=== Exercise goal ===
Write the material out again exactly as it stands.

#### Data to use

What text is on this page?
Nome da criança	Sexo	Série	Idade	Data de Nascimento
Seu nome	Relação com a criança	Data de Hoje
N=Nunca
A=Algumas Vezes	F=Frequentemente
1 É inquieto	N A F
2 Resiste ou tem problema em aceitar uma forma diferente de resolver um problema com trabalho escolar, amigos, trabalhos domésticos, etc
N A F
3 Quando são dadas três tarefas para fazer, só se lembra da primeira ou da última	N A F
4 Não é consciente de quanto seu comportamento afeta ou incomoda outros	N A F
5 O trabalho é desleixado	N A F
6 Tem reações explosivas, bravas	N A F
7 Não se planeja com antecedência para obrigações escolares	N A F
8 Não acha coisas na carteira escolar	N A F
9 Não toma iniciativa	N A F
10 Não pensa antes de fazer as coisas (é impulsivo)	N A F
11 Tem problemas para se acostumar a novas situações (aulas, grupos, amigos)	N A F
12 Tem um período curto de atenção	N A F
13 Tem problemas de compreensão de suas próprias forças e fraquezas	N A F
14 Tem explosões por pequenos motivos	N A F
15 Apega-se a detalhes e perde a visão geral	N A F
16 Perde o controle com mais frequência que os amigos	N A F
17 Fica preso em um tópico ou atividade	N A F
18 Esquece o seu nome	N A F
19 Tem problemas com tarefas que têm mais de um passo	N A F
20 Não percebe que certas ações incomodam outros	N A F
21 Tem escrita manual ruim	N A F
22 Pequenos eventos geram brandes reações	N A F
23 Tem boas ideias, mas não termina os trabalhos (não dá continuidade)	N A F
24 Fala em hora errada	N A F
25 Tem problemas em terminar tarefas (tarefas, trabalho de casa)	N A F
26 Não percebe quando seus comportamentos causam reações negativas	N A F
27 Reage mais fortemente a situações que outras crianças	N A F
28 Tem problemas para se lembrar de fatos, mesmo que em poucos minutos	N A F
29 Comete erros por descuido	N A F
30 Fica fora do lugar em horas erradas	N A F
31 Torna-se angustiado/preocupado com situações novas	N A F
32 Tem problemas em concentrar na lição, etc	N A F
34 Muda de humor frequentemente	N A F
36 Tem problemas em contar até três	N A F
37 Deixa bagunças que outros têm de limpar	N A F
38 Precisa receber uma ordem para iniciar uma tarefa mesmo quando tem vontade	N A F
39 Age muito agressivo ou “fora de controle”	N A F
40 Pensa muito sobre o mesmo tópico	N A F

########

=== Problem solution ===
What text is on this page?
Nome da criança	Sexo	Série	Idade	Data de Nascimento
Seu nome	Relação com a criança	Data de Hoje
N=Nunca
A=Algumas Vezes	F=Frequentemente
1 É inquieto	N A F
2 Resiste ou tem problema em aceitar uma forma diferente de resolver um problema com trabalho escolar, amigos, trabalhos domésticos, etc
N A F
3 Quando são dadas três tarefas para fazer, só se lembra da primeira ou da última	N A F
4 Não é consciente de quanto seu comportamento afeta ou incomoda outros	N A F
5 O trabalho é desleixado	N A F
6 Tem reações explosivas, bravas	N A F
7 Não se planeja com antecedência para obrigações escolares	N A F
8 Não acha coisas na carteira escolar	N A F
9 Não toma iniciativa	N A F
10 Não pensa antes de fazer as coisas (é impulsivo)	N A F
11 Tem problemas para se acostumar a novas situações (aulas, grupos, amigos)	N A F
12 Tem um período curto de atenção	N A F
13 Tem problemas de compreensão de suas próprias forças e fraquezas	N A F
14 Tem explosões por pequenos motivos	N A F
15 Apega-se a detalhes e perde a visão geral	N A F
16 Perde o controle com mais frequência que os amigos	N A F
17 Fica preso em um tópico ou atividade	N A F
18 Esquece o seu nome	N A F
19 Tem problemas com tarefas que têm mais de um passo	N A F
20 Não percebe que certas ações incomodam outros	N A F
21 Tem escrita manual ruim	N A F
22 Pequenos eventos geram brandes reações	N A F
23 Tem boas ideias, mas não termina os trabalhos (não dá continuidade)	N A F
24 Fala em hora errada	N A F
25 Tem problemas em terminar tarefas (tarefas, trabalho de casa)	N A F
26 Não percebe quando seus comportamentos causam reações negativas	N A F
27 Reage mais fortemente a situações que outras crianças	N A F
28 Tem problemas para se lembrar de fatos, mesmo que em poucos minutos	N A F
29 Comete erros por descuido	N A F
30 Fica fora do lugar em horas erradas	N A F
31 Torna-se angustiado/preocupado com situações novas	N A F
32 Tem problemas em concentrar na lição, etc	N A F
34 Muda de humor frequentemente	N A F
36 Tem problemas em contar até três	N A F
37 Deixa bagunças que outros têm de limpar	N A F
38 Precisa receber uma ordem para iniciar uma tarefa mesmo quando tem vontade	N A F
39 Age muito agressivo ou “fora de controle”	N A F
40 Pensa muito sobre o mesmo tópico	N A F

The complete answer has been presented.